# [EXERCISE INSTRUCTIONS]
In the listing below, find every line containing "AMPK" and copy it out.

(Items from a dataset)
— BEGIN —

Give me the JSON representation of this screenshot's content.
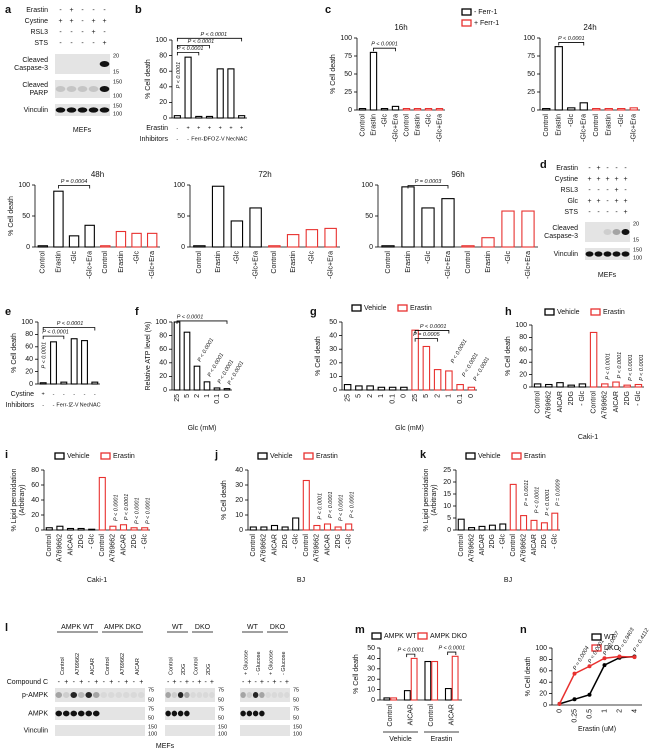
{
  "chart_data": [
    {
      "letter": "b",
      "type": "bar",
      "ylabel": "% Cell death",
      "ylim": [
        0,
        100
      ],
      "yticks": [
        0,
        20,
        40,
        60,
        80,
        100
      ],
      "series": [
        {
          "color": "#000000",
          "values": [
            3,
            78,
            2,
            2,
            63,
            63,
            3
          ]
        }
      ],
      "rows": [
        {
          "label": "Erastin",
          "cells": [
            "-",
            "+",
            "+",
            "+",
            "+",
            "+",
            "+"
          ]
        },
        {
          "label": "Inhibitors",
          "cells": [
            "-",
            "-",
            "Ferr-1",
            "DFO",
            "Z-V",
            "Nec",
            "NAC"
          ]
        }
      ],
      "annotations": [
        "P < 0.0001",
        "P < 0.0001",
        "P < 0.0001",
        "P < 0.0001"
      ]
    },
    {
      "letter": "c",
      "type": "bar",
      "title": "16h",
      "ylabel": "% Cell death",
      "ylim": [
        0,
        100
      ],
      "yticks": [
        0,
        25,
        50,
        75,
        100
      ],
      "categories": [
        "Control",
        "Erastin",
        "-Glc",
        "-Glc+Era",
        "Control",
        "Erastin",
        "-Glc",
        "-Glc+Era"
      ],
      "series": [
        {
          "name": "- Ferr-1",
          "color": "#000000",
          "values": [
            2,
            80,
            2,
            5,
            null,
            null,
            null,
            null
          ]
        },
        {
          "name": "+ Ferr-1",
          "color": "#e8312f",
          "values": [
            null,
            null,
            null,
            null,
            2,
            2,
            2,
            2
          ]
        }
      ],
      "annotations": [
        "P < 0.0001"
      ]
    },
    {
      "type": "bar",
      "title": "24h",
      "ylim": [
        0,
        100
      ],
      "yticks": [
        0,
        25,
        50,
        75,
        100
      ],
      "categories": [
        "Control",
        "Erastin",
        "-Glc",
        "-Glc+Era",
        "Control",
        "Erastin",
        "-Glc",
        "-Glc+Era"
      ],
      "series": [
        {
          "color": "#000000",
          "values": [
            2,
            88,
            3,
            10,
            null,
            null,
            null,
            null
          ]
        },
        {
          "color": "#e8312f",
          "values": [
            null,
            null,
            null,
            null,
            2,
            2,
            2,
            3
          ]
        }
      ],
      "annotations": [
        "P < 0.0001"
      ]
    },
    {
      "type": "bar",
      "title": "48h",
      "ylabel": "% Cell death",
      "ylim": [
        0,
        100
      ],
      "yticks": [
        0,
        50,
        100
      ],
      "categories": [
        "Control",
        "Erastin",
        "-Glc",
        "-Glc+Era",
        "Control",
        "Erastin",
        "-Glc",
        "-Glc+Era"
      ],
      "series": [
        {
          "color": "#000000",
          "values": [
            2,
            90,
            18,
            35,
            null,
            null,
            null,
            null
          ]
        },
        {
          "color": "#e8312f",
          "values": [
            null,
            null,
            null,
            null,
            2,
            25,
            22,
            22
          ]
        }
      ],
      "annotations": [
        "P = 0.0004"
      ]
    },
    {
      "type": "bar",
      "title": "72h",
      "ylim": [
        0,
        100
      ],
      "yticks": [
        0,
        50,
        100
      ],
      "categories": [
        "Control",
        "Erastin",
        "-Glc",
        "-Glc+Era",
        "Control",
        "Erastin",
        "-Glc",
        "-Glc+Era"
      ],
      "series": [
        {
          "color": "#000000",
          "values": [
            2,
            98,
            42,
            63,
            null,
            null,
            null,
            null
          ]
        },
        {
          "color": "#e8312f",
          "values": [
            null,
            null,
            null,
            null,
            2,
            20,
            28,
            30
          ]
        }
      ]
    },
    {
      "type": "bar",
      "title": "96h",
      "ylim": [
        0,
        100
      ],
      "yticks": [
        0,
        50,
        100
      ],
      "categories": [
        "Control",
        "Erastin",
        "-Glc",
        "-Glc+Era",
        "Control",
        "Erastin",
        "-Glc",
        "-Glc+Era"
      ],
      "series": [
        {
          "color": "#000000",
          "values": [
            2,
            97,
            63,
            78,
            null,
            null,
            null,
            null
          ]
        },
        {
          "color": "#e8312f",
          "values": [
            null,
            null,
            null,
            null,
            2,
            15,
            58,
            58
          ]
        }
      ],
      "annotations": [
        "P = 0.0003"
      ]
    },
    {
      "letter": "e",
      "type": "bar",
      "ylabel": "% Cell death",
      "ylim": [
        0,
        100
      ],
      "yticks": [
        0,
        20,
        40,
        60,
        80,
        100
      ],
      "series": [
        {
          "color": "#000000",
          "values": [
            2,
            68,
            3,
            73,
            70,
            3
          ]
        }
      ],
      "rows": [
        {
          "label": "Cystine",
          "cells": [
            "+",
            "-",
            "-",
            "-",
            "-",
            "-"
          ]
        },
        {
          "label": "Inhibitors",
          "cells": [
            "-",
            "-",
            "Ferr-1",
            "Z-V",
            "Nec",
            "NAC"
          ]
        }
      ],
      "annotations": [
        "P < 0.0001",
        "P < 0.0001",
        "P < 0.0001"
      ]
    },
    {
      "letter": "f",
      "type": "bar",
      "ylabel": "Relative ATP level (%)",
      "xlabel": "Glc (mM)",
      "ylim": [
        0,
        100
      ],
      "yticks": [
        0,
        20,
        40,
        60,
        80,
        100
      ],
      "categories": [
        "25",
        "5",
        "2",
        "1",
        "0.1",
        "0"
      ],
      "series": [
        {
          "color": "#000000",
          "values": [
            100,
            85,
            35,
            12,
            3,
            2
          ]
        }
      ],
      "annotations": [
        "P < 0.0001",
        "P < 0.0001",
        "P < 0.0001",
        "P < 0.0001",
        "P < 0.0001"
      ]
    },
    {
      "letter": "g",
      "type": "bar",
      "ylabel": "% Cell death",
      "xlabel": "Glc (mM)",
      "ylim": [
        0,
        50
      ],
      "yticks": [
        0,
        10,
        20,
        30,
        40,
        50
      ],
      "categories": [
        "25",
        "5",
        "2",
        "1",
        "0.1",
        "0",
        "25",
        "5",
        "2",
        "1",
        "0.1",
        "0"
      ],
      "series": [
        {
          "name": "Vehicle",
          "color": "#000000",
          "values": [
            4,
            3,
            3,
            2,
            2,
            2,
            null,
            null,
            null,
            null,
            null,
            null
          ]
        },
        {
          "name": "Erastin",
          "color": "#e8312f",
          "values": [
            null,
            null,
            null,
            null,
            null,
            null,
            44,
            32,
            15,
            14,
            4,
            2
          ]
        }
      ],
      "annotations": [
        "P = 0.0005",
        "P < 0.0001",
        "P < 0.0001",
        "P < 0.0001",
        "P < 0.0001"
      ]
    },
    {
      "letter": "h",
      "type": "bar",
      "ylabel": "% Cell death",
      "xlabel": "Caki-1",
      "ylim": [
        0,
        100
      ],
      "yticks": [
        0,
        20,
        40,
        60,
        80,
        100
      ],
      "categories": [
        "Control",
        "A769662",
        "AICAR",
        "2DG",
        "- Glc",
        "Control",
        "A769662",
        "AICAR",
        "2DG",
        "- Glc"
      ],
      "series": [
        {
          "name": "Vehicle",
          "color": "#000000",
          "values": [
            5,
            4,
            7,
            3,
            5,
            null,
            null,
            null,
            null,
            null
          ]
        },
        {
          "name": "Erastin",
          "color": "#e8312f",
          "values": [
            null,
            null,
            null,
            null,
            null,
            88,
            5,
            8,
            3,
            4
          ]
        }
      ],
      "annotations": [
        "P < 0.0001",
        "P < 0.0001",
        "P < 0.0001",
        "P < 0.0001"
      ]
    },
    {
      "letter": "i",
      "type": "bar",
      "ylabel": [
        "% Lipid peroxidation",
        "(Arbitrary)"
      ],
      "xlabel": "Caki-1",
      "ylim": [
        0,
        80
      ],
      "yticks": [
        0,
        20,
        40,
        60,
        80
      ],
      "categories": [
        "Control",
        "A769662",
        "AICAR",
        "2DG",
        "- Glc",
        "Control",
        "A769662",
        "AICAR",
        "2DG",
        "- Glc"
      ],
      "series": [
        {
          "name": "Vehicle",
          "color": "#000000",
          "values": [
            3,
            5,
            2,
            2,
            1,
            null,
            null,
            null,
            null,
            null
          ]
        },
        {
          "name": "Erastin",
          "color": "#e8312f",
          "values": [
            null,
            null,
            null,
            null,
            null,
            70,
            5,
            7,
            3,
            3
          ]
        }
      ],
      "annotations": [
        "P < 0.0001",
        "P < 0.0001",
        "P < 0.0001",
        "P < 0.0001"
      ]
    },
    {
      "letter": "j",
      "type": "bar",
      "ylabel": "% Cell death",
      "xlabel": "BJ",
      "ylim": [
        0,
        40
      ],
      "yticks": [
        0,
        10,
        20,
        30,
        40
      ],
      "categories": [
        "Control",
        "A769662",
        "AICAR",
        "2DG",
        "- Glc",
        "Control",
        "A769662",
        "AICAR",
        "2DG",
        "- Glc"
      ],
      "series": [
        {
          "name": "Vehicle",
          "color": "#000000",
          "values": [
            2,
            2,
            3,
            2,
            8,
            null,
            null,
            null,
            null,
            null
          ]
        },
        {
          "name": "Erastin",
          "color": "#e8312f",
          "values": [
            null,
            null,
            null,
            null,
            null,
            33,
            3,
            4,
            2,
            4
          ]
        }
      ],
      "annotations": [
        "P < 0.0001",
        "P < 0.0001",
        "P < 0.0001",
        "P < 0.0001"
      ]
    },
    {
      "letter": "k",
      "type": "bar",
      "ylabel": [
        "% Lipid peroxidation",
        "(Arbitrary)"
      ],
      "xlabel": "BJ",
      "ylim": [
        0,
        25
      ],
      "yticks": [
        0,
        5,
        10,
        15,
        20,
        25
      ],
      "categories": [
        "Control",
        "A769662",
        "AICAR",
        "2DG",
        "- Glc",
        "Control",
        "A769662",
        "AICAR",
        "2DG",
        "- Glc"
      ],
      "series": [
        {
          "name": "Vehicle",
          "color": "#000000",
          "values": [
            4.5,
            1,
            1.5,
            2,
            2.5,
            null,
            null,
            null,
            null,
            null
          ]
        },
        {
          "name": "Erastin",
          "color": "#e8312f",
          "values": [
            null,
            null,
            null,
            null,
            null,
            19,
            6,
            4,
            3,
            7
          ]
        }
      ],
      "annotations": [
        "P = 0.0011",
        "P < 0.0001",
        "P < 0.0001",
        "P = 0.0009"
      ]
    },
    {
      "letter": "m",
      "type": "bar",
      "ylabel": "% Cell death",
      "ylim": [
        0,
        50
      ],
      "yticks": [
        0,
        10,
        20,
        30,
        40,
        50
      ],
      "categories": [
        "Control",
        "AICAR",
        "Control",
        "AICAR"
      ],
      "group_labels": [
        "Vehicle",
        "Erastin"
      ],
      "series": [
        {
          "name": "AMPK WT",
          "color": "#000000",
          "values": [
            2,
            9,
            37,
            11
          ]
        },
        {
          "name": "AMPK DKO",
          "color": "#e8312f",
          "values": [
            2,
            40,
            37,
            42
          ]
        }
      ],
      "annotations": [
        "P < 0.0001",
        "P < 0.0001"
      ]
    },
    {
      "letter": "n",
      "type": "line",
      "ylabel": "% Cell death",
      "xlabel": "Erastin (uM)",
      "ylim": [
        0,
        100
      ],
      "yticks": [
        0,
        20,
        40,
        60,
        80,
        100
      ],
      "categories": [
        "0",
        "0.25",
        "0.5",
        "1",
        "2",
        "4"
      ],
      "series": [
        {
          "name": "WT",
          "color": "#000000",
          "values": [
            2,
            10,
            18,
            70,
            83,
            85
          ]
        },
        {
          "name": "DKO",
          "color": "#e8312f",
          "values": [
            2,
            55,
            68,
            82,
            85,
            84
          ]
        }
      ],
      "annotations": [
        "P = 0.0004",
        "P < 0.0001",
        "P = 0.0007",
        "P = 0.9403",
        "P = 0.4112"
      ]
    }
  ],
  "blots": [
    {
      "letter": "a",
      "rows": [
        {
          "label": "Erastin",
          "cells": [
            "-",
            "+",
            "-",
            "-",
            "-"
          ]
        },
        {
          "label": "Cystine",
          "cells": [
            "+",
            "+",
            "-",
            "+",
            "+"
          ]
        },
        {
          "label": "RSL3",
          "cells": [
            "-",
            "-",
            "-",
            "+",
            "-"
          ]
        },
        {
          "label": "STS",
          "cells": [
            "-",
            "-",
            "-",
            "-",
            "+"
          ]
        }
      ],
      "bands": [
        [
          "Cleaved",
          "Caspase-3"
        ],
        [
          "Cleaved",
          "PARP"
        ],
        [
          "Vinculin"
        ]
      ],
      "markers": [
        20,
        15,
        150,
        100,
        150,
        100
      ],
      "caption": "MEFs"
    },
    {
      "letter": "d",
      "rows": [
        {
          "label": "Erastin",
          "cells": [
            "-",
            "+",
            "-",
            "-",
            "-"
          ]
        },
        {
          "label": "Cystine",
          "cells": [
            "+",
            "+",
            "+",
            "+",
            "+"
          ]
        },
        {
          "label": "RSL3",
          "cells": [
            "-",
            "-",
            "-",
            "+",
            "-"
          ]
        },
        {
          "label": "Glc",
          "cells": [
            "+",
            "+",
            "-",
            "+",
            "+"
          ]
        },
        {
          "label": "STS",
          "cells": [
            "-",
            "-",
            "-",
            "-",
            "+"
          ]
        }
      ],
      "bands": [
        [
          "Cleaved",
          "Caspase-3"
        ],
        [
          "Vinculin"
        ]
      ],
      "markers": [
        20,
        15,
        150,
        100
      ],
      "caption": "MEFs"
    },
    {
      "letter": "l",
      "groups": [
        {
          "genotypes": [
            "AMPK WT",
            "AMPK DKO"
          ],
          "lanes": [
            "Control",
            "A769662",
            "AICAR",
            "Control",
            "A769662",
            "AICAR"
          ],
          "markers": [
            75,
            50,
            75,
            50,
            150,
            100
          ]
        },
        {
          "genotypes": [
            "WT",
            "DKO"
          ],
          "lanes": [
            "Control",
            "2DG",
            "Control",
            "2DG"
          ],
          "markers": [
            75,
            50,
            75,
            50,
            150,
            100
          ]
        },
        {
          "genotypes": [
            "WT",
            "DKO"
          ],
          "lanes": [
            "+ Glucose",
            "- Glucose",
            "+ Glucose",
            "- Glucose"
          ],
          "markers": [
            75,
            50,
            75,
            50,
            150,
            100
          ]
        }
      ],
      "rows": [
        {
          "label": "Compound C",
          "cells": [
            "-",
            "+",
            "-",
            "+",
            "-",
            "+",
            "-",
            "+",
            "-",
            "+",
            "-",
            "+",
            "-",
            "+",
            "-",
            "+",
            "-",
            "+",
            "-",
            "+",
            "-",
            "+",
            "-",
            "+",
            "-",
            "+",
            "-",
            "+"
          ]
        }
      ],
      "bands": [
        [
          "p-AMPK"
        ],
        [
          "AMPK"
        ],
        [
          "Vinculin"
        ]
      ],
      "caption": "MEFs"
    }
  ]
}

— END —

# [RESULT OF THIS EXERCISE]
          "name": "AMPK WT",
          "name": "AMPK DKO",
            "AMPK WT",
            "AMPK DKO"
          "p-AMPK"
          "AMPK"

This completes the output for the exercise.